* _OBJECTIVE_: State the number of lines in the material below that have "name" in them, without any other text.
───── DATA FOR PROCESSING ─────
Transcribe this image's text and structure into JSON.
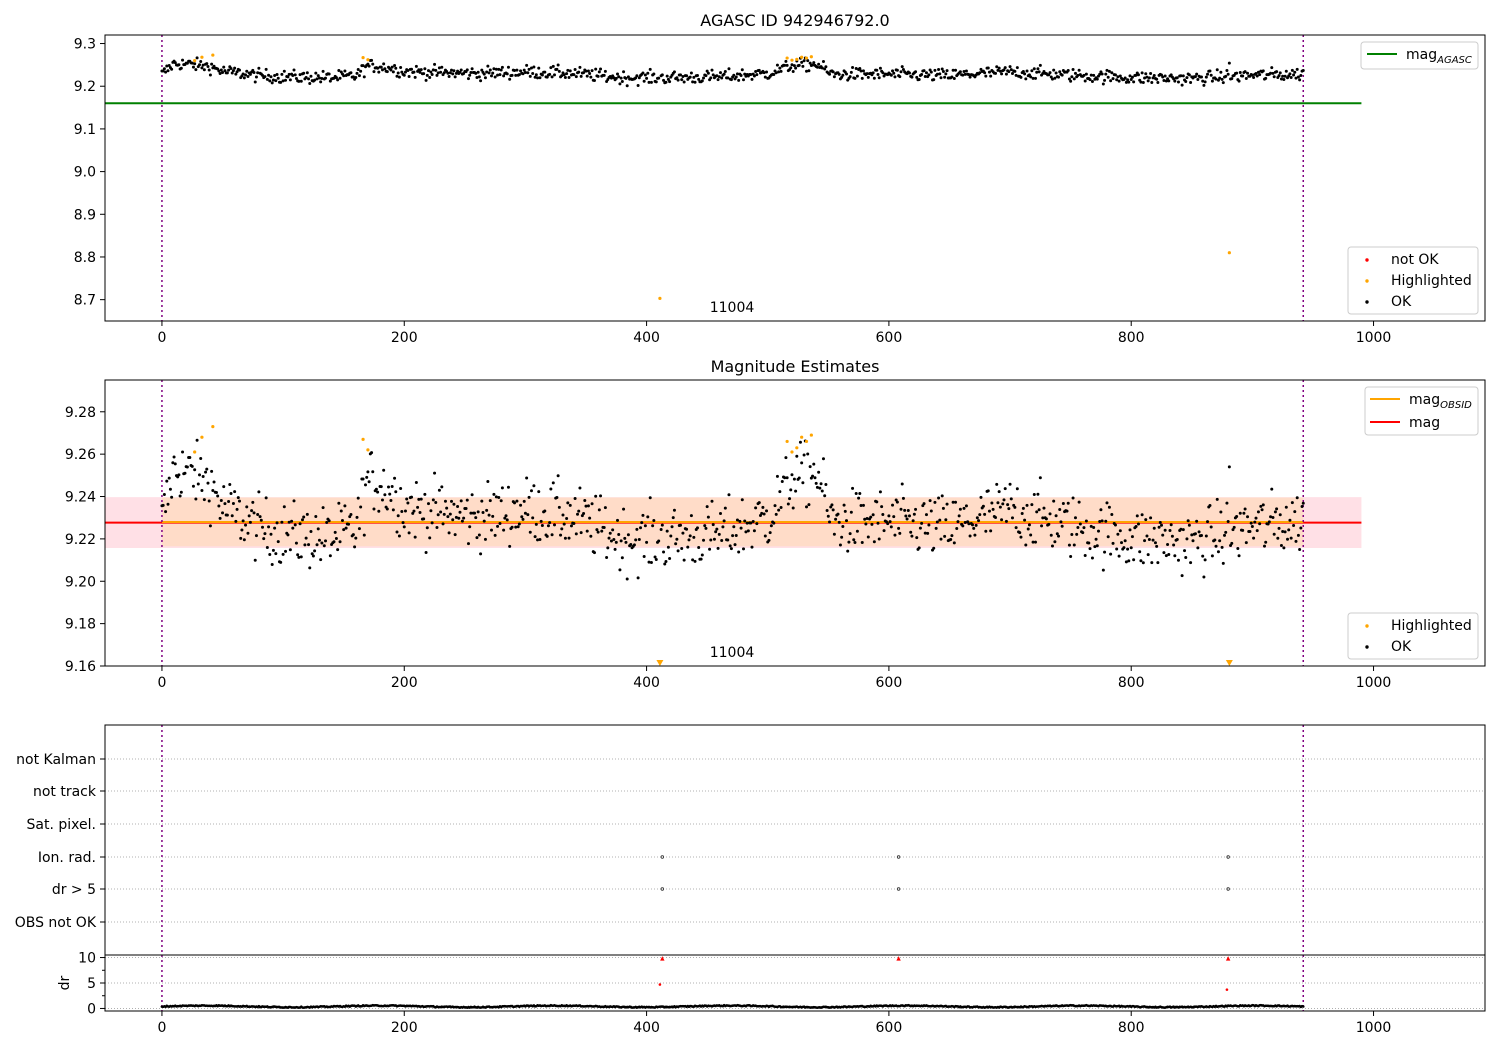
{
  "chart_data": [
    {
      "type": "scatter",
      "title": "AGASC ID 942946792.0",
      "xlim": [
        -47,
        1092
      ],
      "ylim": [
        8.65,
        9.32
      ],
      "xticks": [
        0,
        200,
        400,
        600,
        800,
        1000
      ],
      "yticks": [
        8.7,
        8.8,
        8.9,
        9.0,
        9.1,
        9.2,
        9.3
      ],
      "annotation": {
        "text": "11004",
        "x": 471,
        "y": 8.68
      },
      "vlines": [
        0,
        942
      ],
      "reference_lines": [
        {
          "name": "mag_AGASC",
          "value": 9.16,
          "x_range": [
            -47,
            990
          ],
          "color": "#008000"
        }
      ],
      "series": [
        {
          "name": "not OK",
          "color": "#ff0000",
          "points": []
        },
        {
          "name": "Highlighted",
          "color": "#ffa500",
          "points": [
            [
              27,
              9.26
            ],
            [
              33,
              9.268
            ],
            [
              42,
              9.273
            ],
            [
              166,
              9.267
            ],
            [
              170,
              9.262
            ],
            [
              411,
              8.703
            ],
            [
              516,
              9.266
            ],
            [
              520,
              9.261
            ],
            [
              524,
              9.263
            ],
            [
              528,
              9.268
            ],
            [
              532,
              9.266
            ],
            [
              536,
              9.269
            ],
            [
              881,
              8.81
            ]
          ]
        },
        {
          "name": "OK",
          "color": "#000000",
          "description": "~940 black points (one per observation, x = 0 to 942) fluctuating around mag 9.23, read off the plot: x=0 9.228, x=10 9.253, x=20 9.252, x=30 9.249, x=40 9.246, x=50 9.235, x=60 9.232, x=80 9.225, x=100 9.222, x=120 9.221, x=140 9.220, x=160 9.224, x=170 9.248, x=180 9.246, x=190 9.242, x=200 9.235, x=230 9.232, x=260 9.230, x=300 9.234, x=340 9.230, x=380 9.220, x=420 9.220, x=460 9.222, x=500 9.230, x=520 9.248, x=540 9.252, x=550 9.228, x=600 9.228, x=650 9.225, x=700 9.234, x=750 9.226, x=800 9.220, x=850 9.218, x=900 9.226, x=942 9.228; outliers 9.254 at x=881"
        }
      ],
      "legends": [
        {
          "placement": "upper right",
          "entries": [
            "mag_AGASC"
          ]
        },
        {
          "placement": "lower right",
          "entries": [
            "not OK",
            "Highlighted",
            "OK"
          ]
        }
      ]
    },
    {
      "type": "scatter",
      "title": "Magnitude Estimates",
      "xlim": [
        -47,
        1092
      ],
      "ylim": [
        9.16,
        9.295
      ],
      "xticks": [
        0,
        200,
        400,
        600,
        800,
        1000
      ],
      "yticks": [
        9.16,
        9.18,
        9.2,
        9.22,
        9.24,
        9.26,
        9.28
      ],
      "annotation": {
        "text": "11004",
        "x": 471,
        "y": 9.165
      },
      "vlines": [
        0,
        942
      ],
      "reference_lines": [
        {
          "name": "mag",
          "value": 9.2277,
          "x_range": [
            -47,
            990
          ],
          "color": "#ff0000",
          "band": [
            9.2157,
            9.2397
          ],
          "band_color": "#ffe0e6"
        },
        {
          "name": "mag_OBSID",
          "value": 9.228,
          "x_range": [
            0,
            942
          ],
          "color": "#ffa500",
          "band": [
            9.2165,
            9.2395
          ],
          "band_color": "#ffdcc8"
        }
      ],
      "series": [
        {
          "name": "Highlighted",
          "color": "#ffa500",
          "points": [
            [
              27,
              9.261
            ],
            [
              33,
              9.268
            ],
            [
              42,
              9.273
            ],
            [
              166,
              9.267
            ],
            [
              170,
              9.262
            ],
            [
              516,
              9.266
            ],
            [
              520,
              9.261
            ],
            [
              524,
              9.263
            ],
            [
              528,
              9.268
            ],
            [
              532,
              9.266
            ],
            [
              536,
              9.269
            ]
          ],
          "off_scale_markers": [
            411,
            881
          ]
        },
        {
          "name": "OK",
          "color": "#000000",
          "description": "same ~940 OK points as the top panel on an expanded y-scale, spread roughly 9.20 to 9.255 around 9.228"
        }
      ],
      "legends": [
        {
          "placement": "upper right",
          "entries": [
            "mag_OBSID",
            "mag"
          ]
        },
        {
          "placement": "lower right",
          "entries": [
            "Highlighted",
            "OK"
          ]
        }
      ]
    },
    {
      "type": "scatter",
      "title": "",
      "xlim": [
        -47,
        1092
      ],
      "categories": [
        "not Kalman",
        "not track",
        "Sat. pixel.",
        "Ion. rad.",
        "dr > 5",
        "OBS not OK"
      ],
      "flags": {
        "Ion. rad.": [
          413,
          608,
          880
        ],
        "dr > 5": [
          413,
          608,
          880
        ]
      },
      "vlines": [
        0,
        942
      ]
    },
    {
      "type": "scatter",
      "title": "",
      "ylabel": "dr",
      "xlim": [
        -47,
        1092
      ],
      "ylim": [
        -0.5,
        10.5
      ],
      "yticks": [
        0,
        5,
        10
      ],
      "xticks": [
        0,
        200,
        400,
        600,
        800,
        1000
      ],
      "vlines": [
        0,
        942
      ],
      "series": [
        {
          "name": "dr",
          "color": "#000000",
          "description": "black points near dr 0.1-0.6 for x 0-942"
        },
        {
          "name": "dr > 5",
          "color": "#ff0000",
          "points": [
            [
              413,
              9.8
            ],
            [
              608,
              9.8
            ],
            [
              880,
              9.8
            ],
            [
              411,
              4.7
            ],
            [
              879,
              3.7
            ]
          ]
        }
      ]
    }
  ]
}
─────
* _WRITTEN RESPONSE_: 10